● **Text excerpt**
Lecture 3 Flashcards
What is the resting membrane potential and how is it caused?
The resting membrane potential refers to how the inside of the cell membrane is negatively charged relative to the outside, it typically has a value of -70 mV relative to the outside of the cell and is a result of the seperation of a small number of oppositely charged ions across the lipid bilayer (primarily Na+ and K+).
What is the Goldman hodgkin-Katz equation?
An equation used to calculate the membrane potential of the cell or the relative ion concentrations (if we need to use it we will be given it).
When is the resting membrane potential reached?
When the amount of K+ leaving the cell down its concentration gradient is balanced by amound moving back in due to the electrical gradient.
What occurs with excitable tissues in relation to membrane potential? What occurs if ECF K+ concentrations are not controlled properly?
The membrane potential will not always be at resting membrane potential for cells like nerves and muscles as in order for them to function the membrane potential must change. Excitable tissues won’t function normally if ECF K+ levels are not kept constant, excitable tissues will experience problems, leading to cardiac arrhythmias and muscle weakness.

● **Work task A**
For each statement, say whether it agrees with the membrane potential flashcards, answering yes or no and quoting the words of the text that decide it.
(i) The resting membrane potential typically has a value of -70 mV relative to the outside of the cell.
(ii) At rest, the inside of the cell membrane is positively charged relative to the outside.
(iii) Nerve and muscle cells always remain at resting membrane potential.
● **Work task B**
Answer these questions from the membrane potential flashcards.
(i) Which ions are named as the primary ones separated across the lipid bilayer?
(ii) What can the Goldman-Hodgkin-Katz equation be used to calculate?
(iii) Which two problems can occur if ECF K+ levels are not kept constant?
● **Work task C**
Rewrite as a short list the paragraph of the membrane potential flashcards that begins "The membrane potential will not always be", keeping its main facts.
The material that comes next has no connection to the membrane potential flashcards.

● **Record excerpts**
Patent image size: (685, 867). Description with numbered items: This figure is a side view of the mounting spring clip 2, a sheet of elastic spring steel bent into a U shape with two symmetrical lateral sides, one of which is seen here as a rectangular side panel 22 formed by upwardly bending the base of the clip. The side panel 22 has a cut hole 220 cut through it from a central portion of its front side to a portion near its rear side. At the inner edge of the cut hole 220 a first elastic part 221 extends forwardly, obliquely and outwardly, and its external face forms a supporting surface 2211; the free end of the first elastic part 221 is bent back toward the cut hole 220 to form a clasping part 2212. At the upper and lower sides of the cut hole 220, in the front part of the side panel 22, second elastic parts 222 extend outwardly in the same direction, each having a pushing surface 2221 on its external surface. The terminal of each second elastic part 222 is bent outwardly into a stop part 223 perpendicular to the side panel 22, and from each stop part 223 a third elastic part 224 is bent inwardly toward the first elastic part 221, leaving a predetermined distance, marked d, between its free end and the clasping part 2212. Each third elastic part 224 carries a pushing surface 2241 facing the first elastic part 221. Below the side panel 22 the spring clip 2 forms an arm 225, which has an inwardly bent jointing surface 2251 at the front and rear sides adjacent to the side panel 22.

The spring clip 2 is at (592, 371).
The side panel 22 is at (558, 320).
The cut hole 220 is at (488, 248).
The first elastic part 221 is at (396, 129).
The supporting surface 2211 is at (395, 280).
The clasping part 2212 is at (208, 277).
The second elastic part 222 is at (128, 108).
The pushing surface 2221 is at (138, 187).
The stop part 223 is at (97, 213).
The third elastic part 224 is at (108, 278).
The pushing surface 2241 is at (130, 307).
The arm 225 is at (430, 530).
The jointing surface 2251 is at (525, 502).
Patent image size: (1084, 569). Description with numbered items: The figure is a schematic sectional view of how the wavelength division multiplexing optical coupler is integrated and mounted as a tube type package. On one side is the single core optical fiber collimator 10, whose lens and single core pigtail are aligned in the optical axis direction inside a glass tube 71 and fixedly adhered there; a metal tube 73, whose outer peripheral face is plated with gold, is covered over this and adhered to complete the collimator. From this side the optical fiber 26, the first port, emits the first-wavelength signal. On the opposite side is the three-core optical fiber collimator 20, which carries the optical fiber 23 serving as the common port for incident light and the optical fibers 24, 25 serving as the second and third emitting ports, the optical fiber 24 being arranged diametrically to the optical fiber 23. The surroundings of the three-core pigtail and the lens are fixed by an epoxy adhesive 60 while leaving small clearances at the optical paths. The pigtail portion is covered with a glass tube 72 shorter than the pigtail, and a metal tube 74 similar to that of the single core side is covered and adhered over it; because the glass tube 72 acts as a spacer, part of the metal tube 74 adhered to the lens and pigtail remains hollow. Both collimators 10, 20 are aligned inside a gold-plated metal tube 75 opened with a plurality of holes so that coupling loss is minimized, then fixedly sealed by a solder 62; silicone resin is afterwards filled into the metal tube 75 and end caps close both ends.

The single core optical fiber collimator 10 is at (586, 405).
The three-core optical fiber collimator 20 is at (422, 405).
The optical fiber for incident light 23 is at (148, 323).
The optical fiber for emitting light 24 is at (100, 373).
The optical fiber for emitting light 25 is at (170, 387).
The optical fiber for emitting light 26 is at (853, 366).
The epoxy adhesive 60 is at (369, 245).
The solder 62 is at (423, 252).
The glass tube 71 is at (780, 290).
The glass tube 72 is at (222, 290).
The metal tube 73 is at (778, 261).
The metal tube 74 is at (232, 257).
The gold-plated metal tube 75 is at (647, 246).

● **Response area A**
(i) Yes: "it typically has a value of -70 mV relative to the outside of the cell"
(ii) No: "the inside of the cell membrane is negatively charged relative to the outside"
(iii) No: "The membrane potential will not always be at resting membrane potential for cells like nerves and muscles"

● **Response area B**
(i) Na+ and K+.
(ii) The membrane potential of the cell or the relative ion concentrations.
(iii) Cardiac arrhythmias and muscle weakness.

● **Response area C**
- Nerve and muscle cells are not always at resting membrane potential, because their membrane potential must change for them to function.
- Excitable tissues do not function normally if ECF K+ levels are not kept constant.
- The resulting problems include cardiac arrhythmias and muscle weakness.